──────── SUPPLIED RECORDS

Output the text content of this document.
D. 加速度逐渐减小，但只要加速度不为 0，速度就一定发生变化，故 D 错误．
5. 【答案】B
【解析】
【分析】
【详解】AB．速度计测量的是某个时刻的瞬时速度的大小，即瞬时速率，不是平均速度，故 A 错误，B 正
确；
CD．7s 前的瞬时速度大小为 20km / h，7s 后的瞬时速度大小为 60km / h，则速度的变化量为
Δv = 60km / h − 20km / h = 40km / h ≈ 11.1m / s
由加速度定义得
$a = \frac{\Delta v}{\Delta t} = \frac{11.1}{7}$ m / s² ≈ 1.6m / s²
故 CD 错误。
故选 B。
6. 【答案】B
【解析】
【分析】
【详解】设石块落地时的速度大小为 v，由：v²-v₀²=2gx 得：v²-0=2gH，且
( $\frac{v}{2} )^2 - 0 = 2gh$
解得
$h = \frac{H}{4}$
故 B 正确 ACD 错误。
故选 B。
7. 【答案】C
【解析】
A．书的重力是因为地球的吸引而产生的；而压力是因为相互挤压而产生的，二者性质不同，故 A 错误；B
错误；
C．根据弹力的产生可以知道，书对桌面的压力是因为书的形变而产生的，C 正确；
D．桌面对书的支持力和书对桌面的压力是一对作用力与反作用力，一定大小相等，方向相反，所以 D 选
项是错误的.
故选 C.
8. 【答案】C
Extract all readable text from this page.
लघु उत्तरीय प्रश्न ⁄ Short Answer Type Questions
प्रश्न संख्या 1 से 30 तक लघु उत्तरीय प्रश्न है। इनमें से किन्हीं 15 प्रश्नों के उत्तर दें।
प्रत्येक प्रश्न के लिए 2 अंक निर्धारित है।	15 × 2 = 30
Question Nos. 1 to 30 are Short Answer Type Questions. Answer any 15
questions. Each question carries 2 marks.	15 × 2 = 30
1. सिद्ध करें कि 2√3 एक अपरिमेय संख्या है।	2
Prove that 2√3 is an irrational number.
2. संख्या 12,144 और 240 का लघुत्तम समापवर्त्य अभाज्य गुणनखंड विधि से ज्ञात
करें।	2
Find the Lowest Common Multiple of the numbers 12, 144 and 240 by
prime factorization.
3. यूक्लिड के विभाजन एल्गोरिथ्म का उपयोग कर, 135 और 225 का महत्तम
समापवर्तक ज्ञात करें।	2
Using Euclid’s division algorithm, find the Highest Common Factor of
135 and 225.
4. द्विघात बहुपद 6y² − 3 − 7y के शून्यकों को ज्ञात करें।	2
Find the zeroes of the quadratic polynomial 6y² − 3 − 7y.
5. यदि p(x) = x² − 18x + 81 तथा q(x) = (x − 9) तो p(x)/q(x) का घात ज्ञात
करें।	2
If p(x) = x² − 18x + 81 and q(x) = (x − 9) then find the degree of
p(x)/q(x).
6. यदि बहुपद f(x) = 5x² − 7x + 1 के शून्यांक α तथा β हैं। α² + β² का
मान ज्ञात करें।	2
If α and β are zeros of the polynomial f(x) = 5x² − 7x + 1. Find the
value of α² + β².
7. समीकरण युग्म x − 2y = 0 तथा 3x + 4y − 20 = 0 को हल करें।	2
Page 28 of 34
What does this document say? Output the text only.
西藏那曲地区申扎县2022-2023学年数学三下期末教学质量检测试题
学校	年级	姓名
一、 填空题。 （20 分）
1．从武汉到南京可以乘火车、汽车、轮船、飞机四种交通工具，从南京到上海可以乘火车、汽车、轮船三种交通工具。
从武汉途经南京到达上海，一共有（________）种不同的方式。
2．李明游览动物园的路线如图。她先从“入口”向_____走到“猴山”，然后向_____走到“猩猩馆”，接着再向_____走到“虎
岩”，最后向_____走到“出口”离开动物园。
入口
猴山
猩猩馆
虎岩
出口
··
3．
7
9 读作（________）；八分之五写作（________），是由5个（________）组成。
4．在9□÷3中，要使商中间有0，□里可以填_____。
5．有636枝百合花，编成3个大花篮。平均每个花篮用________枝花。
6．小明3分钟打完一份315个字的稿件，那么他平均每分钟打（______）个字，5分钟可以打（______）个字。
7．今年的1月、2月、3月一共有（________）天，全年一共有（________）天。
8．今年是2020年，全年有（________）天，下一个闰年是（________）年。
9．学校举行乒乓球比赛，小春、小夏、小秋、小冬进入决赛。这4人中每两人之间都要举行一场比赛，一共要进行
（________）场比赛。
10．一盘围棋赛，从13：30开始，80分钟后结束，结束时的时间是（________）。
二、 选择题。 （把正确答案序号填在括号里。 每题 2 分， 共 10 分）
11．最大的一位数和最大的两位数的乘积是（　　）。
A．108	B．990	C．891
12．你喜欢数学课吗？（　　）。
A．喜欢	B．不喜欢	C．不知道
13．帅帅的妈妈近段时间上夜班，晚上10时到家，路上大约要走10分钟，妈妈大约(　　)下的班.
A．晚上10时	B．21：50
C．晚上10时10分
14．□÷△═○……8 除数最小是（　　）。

────────────────

WHAT YOU WILL DO: Each line with the string "Common" in it needs to be found and copied.

FINAL RESULT:
Find the Lowest Common Multiple of the numbers 12, 144 and 240 by
Using Euclid’s division algorithm, find the Highest Common Factor of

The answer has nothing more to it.